_The task:_ Scan the records for the string "standard"; copy each line where it occurs.

[START OF Input rows]

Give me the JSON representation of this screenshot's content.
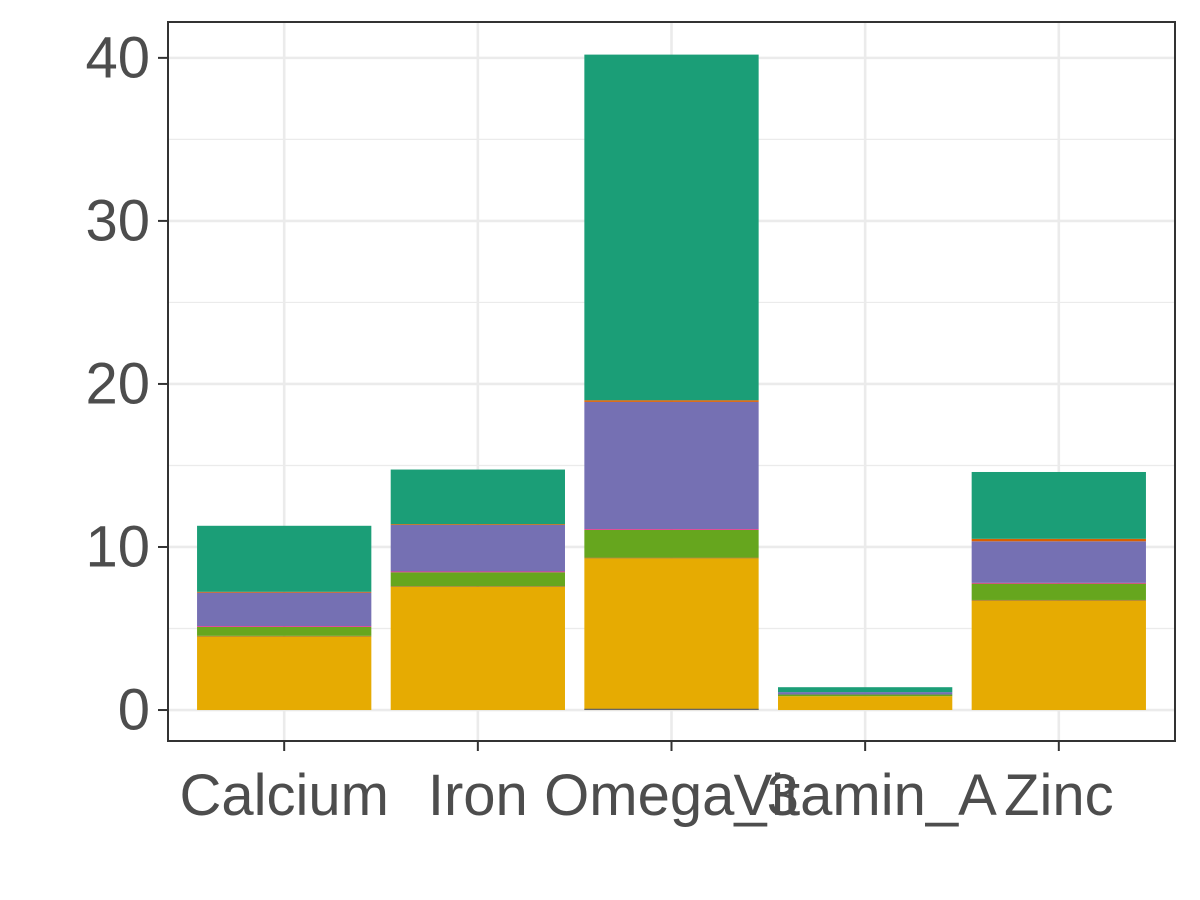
{
  "chart_data": {
    "type": "bar",
    "stacked": true,
    "categories": [
      "Calcium",
      "Iron",
      "Omega_3",
      "Vitamin_A",
      "Zinc"
    ],
    "yticks": [
      0,
      10,
      20,
      30,
      40
    ],
    "ylim": [
      -1.9,
      42.2
    ],
    "grid": true,
    "legend": "none",
    "series": [
      {
        "color": "#E6AB02",
        "values": [
          4.5,
          7.55,
          9.3,
          0.85,
          6.7
        ]
      },
      {
        "color": "#A6761D",
        "values": [
          0.05,
          0.05,
          0.05,
          0.0,
          0.05
        ]
      },
      {
        "color": "#66A61E",
        "values": [
          0.55,
          0.85,
          1.7,
          0.1,
          1.0
        ]
      },
      {
        "color": "#E7298A",
        "values": [
          0.05,
          0.05,
          0.05,
          0.0,
          0.05
        ]
      },
      {
        "color": "#7570B3",
        "values": [
          2.05,
          2.85,
          7.8,
          0.15,
          2.55
        ]
      },
      {
        "color": "#D95F02",
        "values": [
          0.05,
          0.05,
          0.1,
          0.0,
          0.15
        ]
      },
      {
        "color": "#1B9E77",
        "values": [
          4.05,
          3.35,
          21.2,
          0.3,
          4.1
        ]
      }
    ],
    "baseline_segment": {
      "category": "Omega_3",
      "color": "#666666",
      "value": 0.08
    }
  }
}
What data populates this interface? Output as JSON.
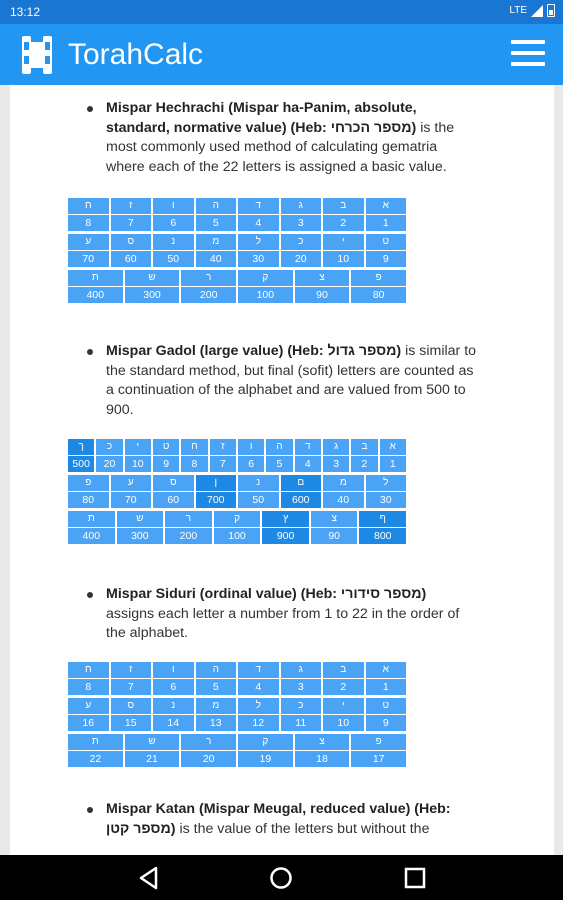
{
  "status": {
    "time": "13:12",
    "network": "LTE"
  },
  "app": {
    "title": "TorahCalc",
    "logo_icon": "torah-scroll-icon",
    "menu_icon": "hamburger-menu-icon",
    "accent": "#2196f3",
    "status_color": "#1976d2"
  },
  "sections": [
    {
      "id": "hechrachi",
      "name": "Mispar Hechrachi (Mispar ha-Panim, absolute, standard, normative value) (Heb: מספר הכרחי)",
      "desc": "is the most commonly used method of calculating gematria where each of the 22 letters is assigned a basic value.",
      "rows": [
        [
          {
            "l": "ח",
            "v": "8"
          },
          {
            "l": "ז",
            "v": "7"
          },
          {
            "l": "ו",
            "v": "6"
          },
          {
            "l": "ה",
            "v": "5"
          },
          {
            "l": "ד",
            "v": "4"
          },
          {
            "l": "ג",
            "v": "3"
          },
          {
            "l": "ב",
            "v": "2"
          },
          {
            "l": "א",
            "v": "1"
          }
        ],
        [
          {
            "l": "ע",
            "v": "70"
          },
          {
            "l": "ס",
            "v": "60"
          },
          {
            "l": "נ",
            "v": "50"
          },
          {
            "l": "מ",
            "v": "40"
          },
          {
            "l": "ל",
            "v": "30"
          },
          {
            "l": "כ",
            "v": "20"
          },
          {
            "l": "י",
            "v": "10"
          },
          {
            "l": "ט",
            "v": "9"
          }
        ],
        [
          {
            "l": "ת",
            "v": "400"
          },
          {
            "l": "ש",
            "v": "300"
          },
          {
            "l": "ר",
            "v": "200"
          },
          {
            "l": "ק",
            "v": "100"
          },
          {
            "l": "צ",
            "v": "90"
          },
          {
            "l": "פ",
            "v": "80"
          }
        ]
      ]
    },
    {
      "id": "gadol",
      "name": "Mispar Gadol (large value) (Heb: מספר גדול)",
      "desc": "is similar to the standard method, but final (sofit) letters are counted as a continuation of the alphabet and are valued from 500 to 900.",
      "rows": [
        [
          {
            "l": "ך",
            "v": "500",
            "hl": true
          },
          {
            "l": "כ",
            "v": "20"
          },
          {
            "l": "י",
            "v": "10"
          },
          {
            "l": "ט",
            "v": "9"
          },
          {
            "l": "ח",
            "v": "8"
          },
          {
            "l": "ז",
            "v": "7"
          },
          {
            "l": "ו",
            "v": "6"
          },
          {
            "l": "ה",
            "v": "5"
          },
          {
            "l": "ד",
            "v": "4"
          },
          {
            "l": "ג",
            "v": "3"
          },
          {
            "l": "ב",
            "v": "2"
          },
          {
            "l": "א",
            "v": "1"
          }
        ],
        [
          {
            "l": "פ",
            "v": "80"
          },
          {
            "l": "ע",
            "v": "70"
          },
          {
            "l": "ס",
            "v": "60"
          },
          {
            "l": "ן",
            "v": "700",
            "hl": true
          },
          {
            "l": "נ",
            "v": "50"
          },
          {
            "l": "ם",
            "v": "600",
            "hl": true
          },
          {
            "l": "מ",
            "v": "40"
          },
          {
            "l": "ל",
            "v": "30"
          }
        ],
        [
          {
            "l": "ת",
            "v": "400"
          },
          {
            "l": "ש",
            "v": "300"
          },
          {
            "l": "ר",
            "v": "200"
          },
          {
            "l": "ק",
            "v": "100"
          },
          {
            "l": "ץ",
            "v": "900",
            "hl": true
          },
          {
            "l": "צ",
            "v": "90"
          },
          {
            "l": "ף",
            "v": "800",
            "hl": true
          }
        ]
      ]
    },
    {
      "id": "siduri",
      "name": "Mispar Siduri (ordinal value) (Heb: מספר סידורי)",
      "desc": "assigns each letter a number from 1 to 22 in the order of the alphabet.",
      "rows": [
        [
          {
            "l": "ח",
            "v": "8"
          },
          {
            "l": "ז",
            "v": "7"
          },
          {
            "l": "ו",
            "v": "6"
          },
          {
            "l": "ה",
            "v": "5"
          },
          {
            "l": "ד",
            "v": "4"
          },
          {
            "l": "ג",
            "v": "3"
          },
          {
            "l": "ב",
            "v": "2"
          },
          {
            "l": "א",
            "v": "1"
          }
        ],
        [
          {
            "l": "ע",
            "v": "16"
          },
          {
            "l": "ס",
            "v": "15"
          },
          {
            "l": "נ",
            "v": "14"
          },
          {
            "l": "מ",
            "v": "13"
          },
          {
            "l": "ל",
            "v": "12"
          },
          {
            "l": "כ",
            "v": "11"
          },
          {
            "l": "י",
            "v": "10"
          },
          {
            "l": "ט",
            "v": "9"
          }
        ],
        [
          {
            "l": "ת",
            "v": "22"
          },
          {
            "l": "ש",
            "v": "21"
          },
          {
            "l": "ר",
            "v": "20"
          },
          {
            "l": "ק",
            "v": "19"
          },
          {
            "l": "צ",
            "v": "18"
          },
          {
            "l": "פ",
            "v": "17"
          }
        ]
      ]
    },
    {
      "id": "katan",
      "name": "Mispar Katan (Mispar Meugal, reduced value) (Heb: מספר קטן)",
      "desc": "is the value of the letters but without the",
      "rows": []
    }
  ],
  "nav": {
    "back_icon": "back-triangle-icon",
    "home_icon": "home-circle-icon",
    "recent_icon": "recent-square-icon"
  }
}
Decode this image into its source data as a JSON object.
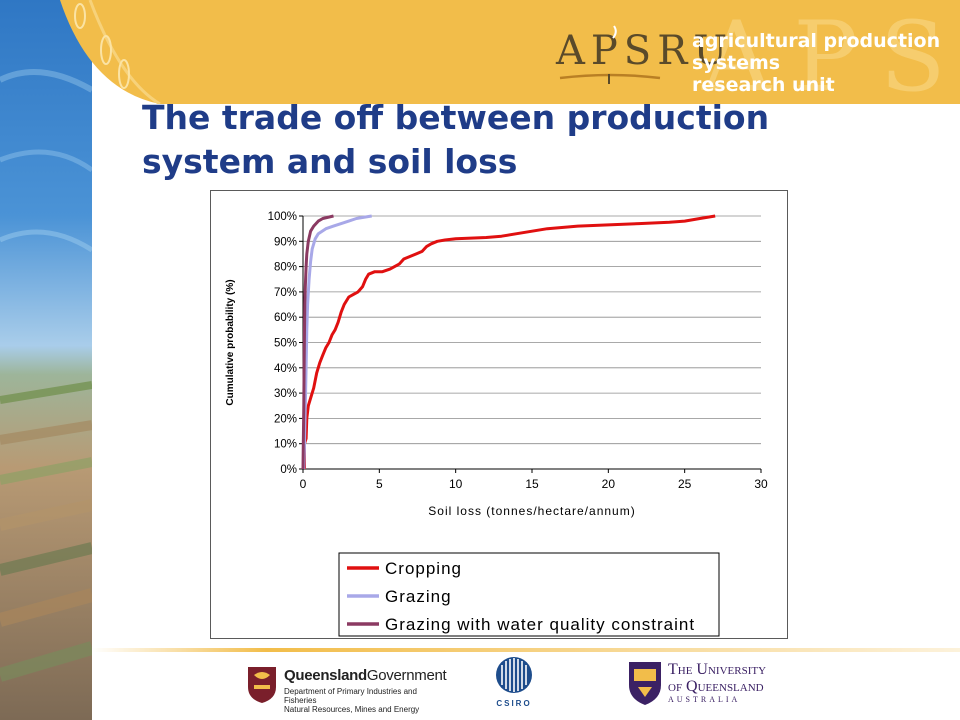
{
  "header": {
    "logo_text": "APSRU",
    "unit_name_line1": "agricultural production systems",
    "unit_name_line2": "research unit"
  },
  "slide": {
    "title_line1": "The trade off between production",
    "title_line2": "system and soil loss"
  },
  "colors": {
    "banner": "#f2bd4a",
    "title": "#1f3c88",
    "cropping": "#e01010",
    "grazing": "#a8a8e8",
    "grazing_wq": "#8b3a62"
  },
  "chart_data": {
    "type": "line",
    "xlabel": "Soil loss (tonnes/hectare/annum)",
    "ylabel": "Cumulative probability (%)",
    "xlim": [
      0,
      30
    ],
    "ylim": [
      0,
      100
    ],
    "x_ticks": [
      "0",
      "5",
      "10",
      "15",
      "20",
      "25",
      "30"
    ],
    "y_ticks": [
      "0%",
      "10%",
      "20%",
      "30%",
      "40%",
      "50%",
      "60%",
      "70%",
      "80%",
      "90%",
      "100%"
    ],
    "grid": "horizontal",
    "legend_position": "bottom",
    "series": [
      {
        "name": "Cropping",
        "color": "#e01010",
        "points": [
          [
            0.1,
            0
          ],
          [
            0.1,
            10
          ],
          [
            0.2,
            12
          ],
          [
            0.25,
            20
          ],
          [
            0.35,
            25
          ],
          [
            0.5,
            28
          ],
          [
            0.7,
            32
          ],
          [
            0.9,
            38
          ],
          [
            1.1,
            42
          ],
          [
            1.3,
            45
          ],
          [
            1.5,
            48
          ],
          [
            1.7,
            50
          ],
          [
            1.9,
            53
          ],
          [
            2.1,
            55
          ],
          [
            2.3,
            58
          ],
          [
            2.5,
            62
          ],
          [
            2.7,
            65
          ],
          [
            3.0,
            68
          ],
          [
            3.3,
            69
          ],
          [
            3.6,
            70
          ],
          [
            3.9,
            72
          ],
          [
            4.1,
            75
          ],
          [
            4.3,
            77
          ],
          [
            4.7,
            78
          ],
          [
            5.2,
            78
          ],
          [
            5.7,
            79
          ],
          [
            6.0,
            80
          ],
          [
            6.3,
            81
          ],
          [
            6.6,
            83
          ],
          [
            7.0,
            84
          ],
          [
            7.4,
            85
          ],
          [
            7.8,
            86
          ],
          [
            8.1,
            88
          ],
          [
            8.4,
            89
          ],
          [
            8.8,
            90
          ],
          [
            9.3,
            90.5
          ],
          [
            10,
            91
          ],
          [
            12,
            91.5
          ],
          [
            13,
            92
          ],
          [
            14,
            93
          ],
          [
            15,
            94
          ],
          [
            16,
            95
          ],
          [
            18,
            96
          ],
          [
            20,
            96.5
          ],
          [
            22,
            97
          ],
          [
            24,
            97.5
          ],
          [
            25,
            98
          ],
          [
            26,
            99
          ],
          [
            27,
            100
          ]
        ]
      },
      {
        "name": "Grazing",
        "color": "#a8a8e8",
        "points": [
          [
            0.05,
            0
          ],
          [
            0.1,
            10
          ],
          [
            0.15,
            25
          ],
          [
            0.2,
            40
          ],
          [
            0.25,
            55
          ],
          [
            0.3,
            65
          ],
          [
            0.4,
            75
          ],
          [
            0.5,
            82
          ],
          [
            0.6,
            87
          ],
          [
            0.8,
            91
          ],
          [
            1.0,
            93
          ],
          [
            1.5,
            95
          ],
          [
            2.0,
            96
          ],
          [
            2.5,
            97
          ],
          [
            3.0,
            98
          ],
          [
            3.5,
            99
          ],
          [
            4.5,
            100
          ]
        ]
      },
      {
        "name": "Grazing with water quality constraint",
        "color": "#8b3a62",
        "points": [
          [
            0,
            0
          ],
          [
            0.02,
            10
          ],
          [
            0.05,
            25
          ],
          [
            0.07,
            40
          ],
          [
            0.1,
            55
          ],
          [
            0.12,
            65
          ],
          [
            0.15,
            72
          ],
          [
            0.2,
            80
          ],
          [
            0.25,
            85
          ],
          [
            0.35,
            90
          ],
          [
            0.5,
            94
          ],
          [
            0.7,
            96
          ],
          [
            1.0,
            98
          ],
          [
            1.3,
            99
          ],
          [
            2.0,
            100
          ]
        ]
      }
    ]
  },
  "footer": {
    "ql_name_bold": "Queensland",
    "ql_name_rest": "Government",
    "ql_dept_line1": "Department of Primary Industries and Fisheries",
    "ql_dept_line2": "Natural Resources, Mines and Energy",
    "csiro": "CSIRO",
    "uq_line1": "The University",
    "uq_line2": "of Queensland",
    "uq_line3": "AUSTRALIA"
  }
}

[END OF Input rows]

_Written response:_
      "name": "Mispar Hechrachi (Mispar ha-Panim, absolute, standard, normative value) (Heb: מספר הכרחי)",
      "desc": "is similar to the standard method, but final (sofit) letters are counted as a continuation of the alphabet and are valued from 500 to 900.",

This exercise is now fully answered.